● Available data
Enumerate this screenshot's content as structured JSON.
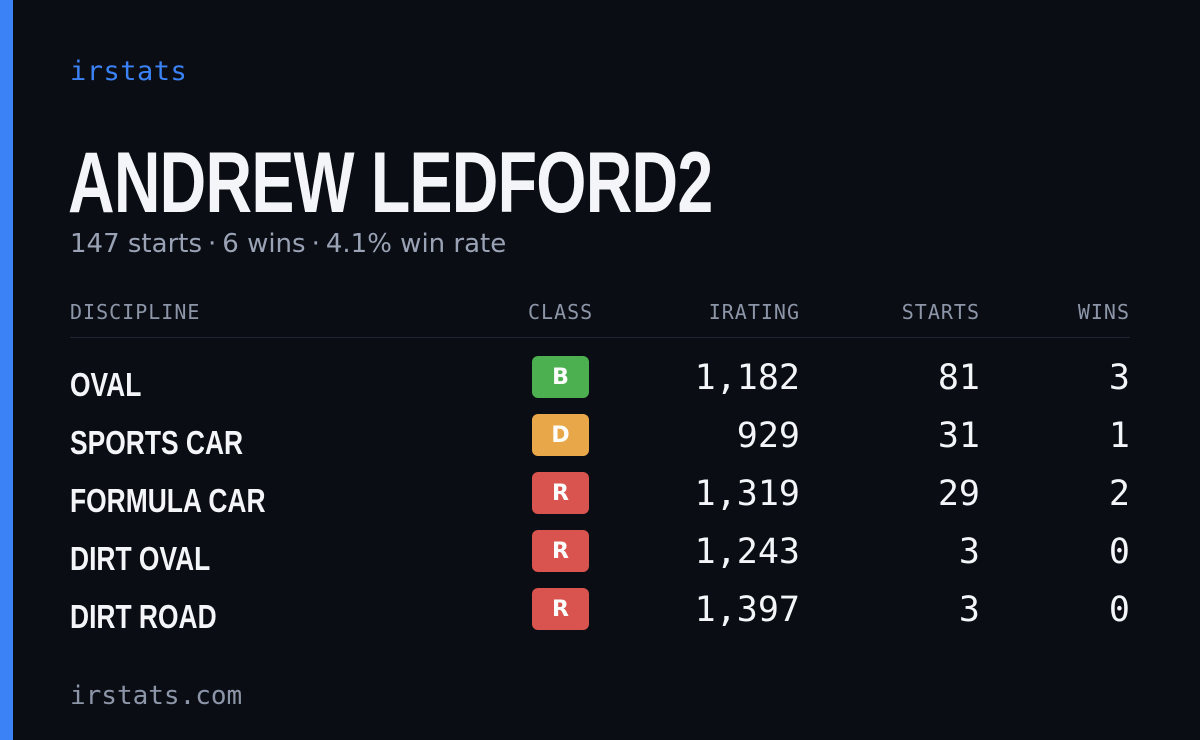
{
  "brand": "irstats",
  "driver_name": "ANDREW LEDFORD2",
  "summary": {
    "starts": "147 starts",
    "wins": "6 wins",
    "win_rate": "4.1% win rate",
    "separator": "·"
  },
  "columns": {
    "discipline": "DISCIPLINE",
    "class": "CLASS",
    "irating": "IRATING",
    "starts": "STARTS",
    "wins": "WINS"
  },
  "rows": [
    {
      "discipline": "OVAL",
      "class": "B",
      "class_color": "#4caf50",
      "irating": "1,182",
      "starts": "81",
      "wins": "3"
    },
    {
      "discipline": "SPORTS CAR",
      "class": "D",
      "class_color": "#e8a84a",
      "irating": "929",
      "starts": "31",
      "wins": "1"
    },
    {
      "discipline": "FORMULA CAR",
      "class": "R",
      "class_color": "#d9534f",
      "irating": "1,319",
      "starts": "29",
      "wins": "2"
    },
    {
      "discipline": "DIRT OVAL",
      "class": "R",
      "class_color": "#d9534f",
      "irating": "1,243",
      "starts": "3",
      "wins": "0"
    },
    {
      "discipline": "DIRT ROAD",
      "class": "R",
      "class_color": "#d9534f",
      "irating": "1,397",
      "starts": "3",
      "wins": "0"
    }
  ],
  "footer": "irstats.com",
  "colors": {
    "accent": "#3b82f6",
    "background": "#0a0d14",
    "muted_text": "#9aa3b5"
  }
}
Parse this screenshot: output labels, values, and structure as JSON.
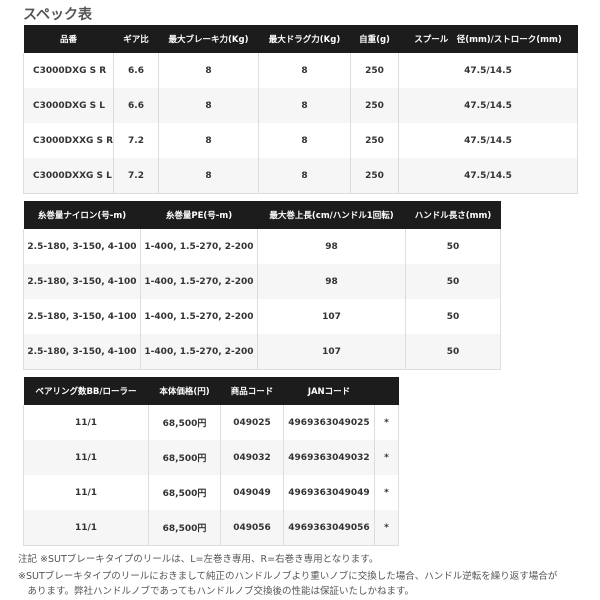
{
  "title": "スペック表",
  "table1": {
    "headers": [
      "品番",
      "ギア比",
      "最大ブレーキ力(Kg)",
      "最大ドラグ力(Kg)",
      "自重(g)",
      "スプール　径(mm)/ストローク(mm)"
    ],
    "rows": [
      [
        "C3000DXG S R",
        "6.6",
        "8",
        "8",
        "250",
        "47.5/14.5"
      ],
      [
        "C3000DXG S L",
        "6.6",
        "8",
        "8",
        "250",
        "47.5/14.5"
      ],
      [
        "C3000DXXG S R",
        "7.2",
        "8",
        "8",
        "250",
        "47.5/14.5"
      ],
      [
        "C3000DXXG S L",
        "7.2",
        "8",
        "8",
        "250",
        "47.5/14.5"
      ]
    ]
  },
  "table2": {
    "headers": [
      "糸巻量ナイロン(号-m)",
      "糸巻量PE(号-m)",
      "最大巻上長(cm/ハンドル1回転)",
      "ハンドル長さ(mm)"
    ],
    "rows": [
      [
        "2.5-180, 3-150, 4-100",
        "1-400, 1.5-270, 2-200",
        "98",
        "50"
      ],
      [
        "2.5-180, 3-150, 4-100",
        "1-400, 1.5-270, 2-200",
        "98",
        "50"
      ],
      [
        "2.5-180, 3-150, 4-100",
        "1-400, 1.5-270, 2-200",
        "107",
        "50"
      ],
      [
        "2.5-180, 3-150, 4-100",
        "1-400, 1.5-270, 2-200",
        "107",
        "50"
      ]
    ]
  },
  "table3": {
    "headers": [
      "ベアリング数BB/ローラー",
      "本体価格(円)",
      "商品コード",
      "JANコード",
      ""
    ],
    "rows": [
      [
        "11/1",
        "68,500円",
        "049025",
        "4969363049025",
        "*"
      ],
      [
        "11/1",
        "68,500円",
        "049032",
        "4969363049032",
        "*"
      ],
      [
        "11/1",
        "68,500円",
        "049049",
        "4969363049049",
        "*"
      ],
      [
        "11/1",
        "68,500円",
        "049056",
        "4969363049056",
        "*"
      ]
    ]
  },
  "notes": [
    "注記 ※SUTブレーキタイプのリールは、L=左巻き専用、R=右巻き専用となります。",
    "※SUTブレーキタイプのリールにおきまして純正のハンドルノブより重いノブに交換した場合、ハンドル逆転を繰り返す場合が",
    "　あります。弊社ハンドルノブであってもハンドルノブ交換後の性能は保証いたしかねます。"
  ]
}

● Task statement
Show every line from the entries above in which "wins" appears.

● Written solution
    "wins": "6 wins",
    "wins": "WINS"
      "wins": "3"
      "wins": "1"
      "wins": "2"
      "wins": "0"
      "wins": "0"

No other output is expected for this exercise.